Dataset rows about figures
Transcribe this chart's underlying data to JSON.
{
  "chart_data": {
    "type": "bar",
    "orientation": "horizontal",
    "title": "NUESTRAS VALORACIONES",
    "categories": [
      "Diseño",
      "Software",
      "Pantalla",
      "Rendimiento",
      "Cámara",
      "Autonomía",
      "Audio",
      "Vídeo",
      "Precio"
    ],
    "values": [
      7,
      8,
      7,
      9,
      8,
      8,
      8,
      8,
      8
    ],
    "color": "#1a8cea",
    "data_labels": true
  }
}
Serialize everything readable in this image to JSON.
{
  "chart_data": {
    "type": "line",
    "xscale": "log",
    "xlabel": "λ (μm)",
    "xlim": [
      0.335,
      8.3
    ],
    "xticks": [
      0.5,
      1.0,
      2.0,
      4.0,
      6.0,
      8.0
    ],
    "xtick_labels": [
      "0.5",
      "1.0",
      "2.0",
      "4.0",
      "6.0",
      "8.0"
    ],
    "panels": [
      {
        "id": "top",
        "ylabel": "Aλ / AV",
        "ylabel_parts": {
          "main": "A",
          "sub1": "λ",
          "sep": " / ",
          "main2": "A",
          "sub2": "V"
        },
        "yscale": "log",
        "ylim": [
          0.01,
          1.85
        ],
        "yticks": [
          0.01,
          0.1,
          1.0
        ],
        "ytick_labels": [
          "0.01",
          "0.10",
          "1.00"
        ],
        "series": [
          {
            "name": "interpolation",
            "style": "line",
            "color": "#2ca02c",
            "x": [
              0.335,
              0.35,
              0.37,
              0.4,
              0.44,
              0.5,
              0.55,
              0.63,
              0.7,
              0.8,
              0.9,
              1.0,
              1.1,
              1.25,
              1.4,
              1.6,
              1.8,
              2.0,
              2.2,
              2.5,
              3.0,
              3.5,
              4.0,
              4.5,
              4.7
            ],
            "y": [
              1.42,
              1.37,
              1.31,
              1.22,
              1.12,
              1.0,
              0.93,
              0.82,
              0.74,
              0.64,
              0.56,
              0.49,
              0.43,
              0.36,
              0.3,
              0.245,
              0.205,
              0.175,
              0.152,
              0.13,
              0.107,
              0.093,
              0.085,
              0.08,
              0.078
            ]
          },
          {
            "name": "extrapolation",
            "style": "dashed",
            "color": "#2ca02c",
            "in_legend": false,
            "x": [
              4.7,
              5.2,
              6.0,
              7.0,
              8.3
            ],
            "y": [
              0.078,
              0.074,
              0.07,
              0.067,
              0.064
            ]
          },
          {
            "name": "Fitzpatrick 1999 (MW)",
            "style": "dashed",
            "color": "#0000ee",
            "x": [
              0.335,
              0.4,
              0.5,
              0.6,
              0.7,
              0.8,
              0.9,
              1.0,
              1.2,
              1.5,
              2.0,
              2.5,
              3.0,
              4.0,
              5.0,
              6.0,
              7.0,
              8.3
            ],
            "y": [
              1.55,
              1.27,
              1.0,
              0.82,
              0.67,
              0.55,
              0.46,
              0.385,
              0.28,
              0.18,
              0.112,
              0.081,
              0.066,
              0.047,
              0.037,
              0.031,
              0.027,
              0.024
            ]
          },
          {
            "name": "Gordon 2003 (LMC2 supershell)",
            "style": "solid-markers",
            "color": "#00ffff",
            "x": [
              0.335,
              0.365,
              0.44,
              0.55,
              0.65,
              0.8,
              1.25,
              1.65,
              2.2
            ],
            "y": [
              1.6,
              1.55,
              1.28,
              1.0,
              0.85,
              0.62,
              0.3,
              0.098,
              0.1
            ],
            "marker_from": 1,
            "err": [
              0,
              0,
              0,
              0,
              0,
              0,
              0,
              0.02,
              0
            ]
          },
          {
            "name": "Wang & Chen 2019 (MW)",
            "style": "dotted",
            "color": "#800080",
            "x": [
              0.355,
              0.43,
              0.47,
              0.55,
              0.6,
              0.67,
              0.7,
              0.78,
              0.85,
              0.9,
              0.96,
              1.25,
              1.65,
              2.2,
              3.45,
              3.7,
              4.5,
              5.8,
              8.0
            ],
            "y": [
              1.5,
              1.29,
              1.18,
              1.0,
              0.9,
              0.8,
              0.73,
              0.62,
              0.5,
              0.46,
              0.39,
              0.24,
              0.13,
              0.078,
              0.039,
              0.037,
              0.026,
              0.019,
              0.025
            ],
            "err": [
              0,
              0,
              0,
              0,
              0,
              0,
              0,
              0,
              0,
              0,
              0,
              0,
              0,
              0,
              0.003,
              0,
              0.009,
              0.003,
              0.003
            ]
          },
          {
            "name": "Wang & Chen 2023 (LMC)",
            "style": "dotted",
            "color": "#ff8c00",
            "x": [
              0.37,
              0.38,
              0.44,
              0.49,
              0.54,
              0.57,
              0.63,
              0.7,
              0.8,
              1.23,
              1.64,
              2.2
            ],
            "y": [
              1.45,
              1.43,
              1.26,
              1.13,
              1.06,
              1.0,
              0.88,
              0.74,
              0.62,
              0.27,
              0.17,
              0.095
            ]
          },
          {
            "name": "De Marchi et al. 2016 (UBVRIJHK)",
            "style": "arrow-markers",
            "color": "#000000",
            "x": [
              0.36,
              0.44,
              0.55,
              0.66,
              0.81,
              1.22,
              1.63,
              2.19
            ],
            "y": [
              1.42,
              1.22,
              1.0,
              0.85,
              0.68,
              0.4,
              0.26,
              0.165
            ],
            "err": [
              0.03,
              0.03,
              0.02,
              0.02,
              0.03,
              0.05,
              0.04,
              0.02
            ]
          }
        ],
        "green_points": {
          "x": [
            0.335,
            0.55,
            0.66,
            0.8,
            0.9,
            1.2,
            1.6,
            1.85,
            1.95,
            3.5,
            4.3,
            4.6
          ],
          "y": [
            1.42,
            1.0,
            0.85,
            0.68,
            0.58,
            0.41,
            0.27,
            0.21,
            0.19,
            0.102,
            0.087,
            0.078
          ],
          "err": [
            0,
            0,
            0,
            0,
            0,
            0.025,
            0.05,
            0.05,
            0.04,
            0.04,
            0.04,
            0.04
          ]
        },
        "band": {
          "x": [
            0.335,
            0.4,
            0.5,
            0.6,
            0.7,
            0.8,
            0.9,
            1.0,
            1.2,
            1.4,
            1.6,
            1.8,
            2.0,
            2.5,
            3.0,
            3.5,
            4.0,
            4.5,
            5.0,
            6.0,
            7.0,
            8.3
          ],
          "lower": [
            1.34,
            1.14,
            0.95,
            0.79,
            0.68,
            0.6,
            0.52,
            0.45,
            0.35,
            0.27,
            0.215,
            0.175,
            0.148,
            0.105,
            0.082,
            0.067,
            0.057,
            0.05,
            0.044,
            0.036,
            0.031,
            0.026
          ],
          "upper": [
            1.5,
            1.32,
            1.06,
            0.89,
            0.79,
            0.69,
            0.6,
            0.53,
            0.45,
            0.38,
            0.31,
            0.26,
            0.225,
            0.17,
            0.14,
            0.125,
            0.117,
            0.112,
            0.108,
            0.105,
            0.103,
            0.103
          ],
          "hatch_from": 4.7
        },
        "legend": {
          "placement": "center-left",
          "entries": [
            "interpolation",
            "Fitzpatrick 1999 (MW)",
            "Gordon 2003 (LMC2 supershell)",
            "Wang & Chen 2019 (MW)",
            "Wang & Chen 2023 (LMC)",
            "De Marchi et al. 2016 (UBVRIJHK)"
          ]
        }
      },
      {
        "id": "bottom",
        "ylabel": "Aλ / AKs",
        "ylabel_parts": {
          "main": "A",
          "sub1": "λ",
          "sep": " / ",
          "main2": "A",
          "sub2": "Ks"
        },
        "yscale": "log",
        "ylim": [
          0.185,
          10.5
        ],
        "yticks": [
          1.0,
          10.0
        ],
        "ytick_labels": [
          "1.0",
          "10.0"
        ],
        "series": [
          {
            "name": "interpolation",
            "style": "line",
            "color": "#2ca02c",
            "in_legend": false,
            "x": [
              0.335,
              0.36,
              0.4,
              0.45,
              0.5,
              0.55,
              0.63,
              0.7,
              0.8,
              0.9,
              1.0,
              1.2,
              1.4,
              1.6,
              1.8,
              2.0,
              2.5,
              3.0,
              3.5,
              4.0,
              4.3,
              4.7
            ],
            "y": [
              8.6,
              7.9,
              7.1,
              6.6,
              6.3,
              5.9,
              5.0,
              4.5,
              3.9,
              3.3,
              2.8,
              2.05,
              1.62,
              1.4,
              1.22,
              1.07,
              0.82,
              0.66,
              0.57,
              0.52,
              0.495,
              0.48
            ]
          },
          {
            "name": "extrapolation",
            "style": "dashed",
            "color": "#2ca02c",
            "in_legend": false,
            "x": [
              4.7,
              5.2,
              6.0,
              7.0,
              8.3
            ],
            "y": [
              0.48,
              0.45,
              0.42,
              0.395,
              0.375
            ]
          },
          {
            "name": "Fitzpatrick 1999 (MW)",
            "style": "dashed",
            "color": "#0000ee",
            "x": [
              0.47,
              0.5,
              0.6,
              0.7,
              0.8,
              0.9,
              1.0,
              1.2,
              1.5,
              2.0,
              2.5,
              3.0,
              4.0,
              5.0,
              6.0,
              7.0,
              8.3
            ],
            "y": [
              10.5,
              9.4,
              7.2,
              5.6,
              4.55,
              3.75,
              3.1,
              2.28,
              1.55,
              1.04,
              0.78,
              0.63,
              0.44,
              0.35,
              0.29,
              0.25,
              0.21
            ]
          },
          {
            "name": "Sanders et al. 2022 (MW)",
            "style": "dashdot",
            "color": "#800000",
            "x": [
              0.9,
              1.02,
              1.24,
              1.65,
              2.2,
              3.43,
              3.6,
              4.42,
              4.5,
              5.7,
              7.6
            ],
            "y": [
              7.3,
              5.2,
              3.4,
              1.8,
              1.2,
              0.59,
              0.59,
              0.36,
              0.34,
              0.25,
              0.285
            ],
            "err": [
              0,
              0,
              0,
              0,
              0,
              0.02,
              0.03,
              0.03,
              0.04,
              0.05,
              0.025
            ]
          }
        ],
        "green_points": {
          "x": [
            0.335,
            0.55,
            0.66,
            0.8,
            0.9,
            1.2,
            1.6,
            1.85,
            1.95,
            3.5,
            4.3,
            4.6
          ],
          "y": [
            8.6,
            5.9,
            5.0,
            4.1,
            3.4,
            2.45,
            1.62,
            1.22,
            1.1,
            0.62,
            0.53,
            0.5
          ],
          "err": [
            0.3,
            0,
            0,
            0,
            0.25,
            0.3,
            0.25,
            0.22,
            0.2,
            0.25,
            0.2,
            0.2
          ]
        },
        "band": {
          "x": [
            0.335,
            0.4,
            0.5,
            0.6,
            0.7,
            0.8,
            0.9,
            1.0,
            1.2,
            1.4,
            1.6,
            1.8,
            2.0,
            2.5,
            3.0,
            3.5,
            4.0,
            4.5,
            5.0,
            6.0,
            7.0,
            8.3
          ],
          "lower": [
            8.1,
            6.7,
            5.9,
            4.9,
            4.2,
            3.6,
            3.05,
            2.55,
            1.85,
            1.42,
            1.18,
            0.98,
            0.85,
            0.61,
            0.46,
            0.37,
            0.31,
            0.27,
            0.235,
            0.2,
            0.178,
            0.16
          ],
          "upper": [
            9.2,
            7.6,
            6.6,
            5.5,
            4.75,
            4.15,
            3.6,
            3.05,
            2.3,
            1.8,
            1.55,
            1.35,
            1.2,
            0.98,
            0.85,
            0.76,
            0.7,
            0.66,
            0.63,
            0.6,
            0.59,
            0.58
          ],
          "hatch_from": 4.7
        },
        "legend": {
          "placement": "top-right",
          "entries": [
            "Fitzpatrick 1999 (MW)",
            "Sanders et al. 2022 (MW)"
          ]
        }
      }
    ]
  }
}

▶ **AIM**
Extract each line holding the string "Sanders".

▶ **WRITTEN RESPONSE**
            "name": "Sanders et al. 2022 (MW)",
            "Sanders et al. 2022 (MW)"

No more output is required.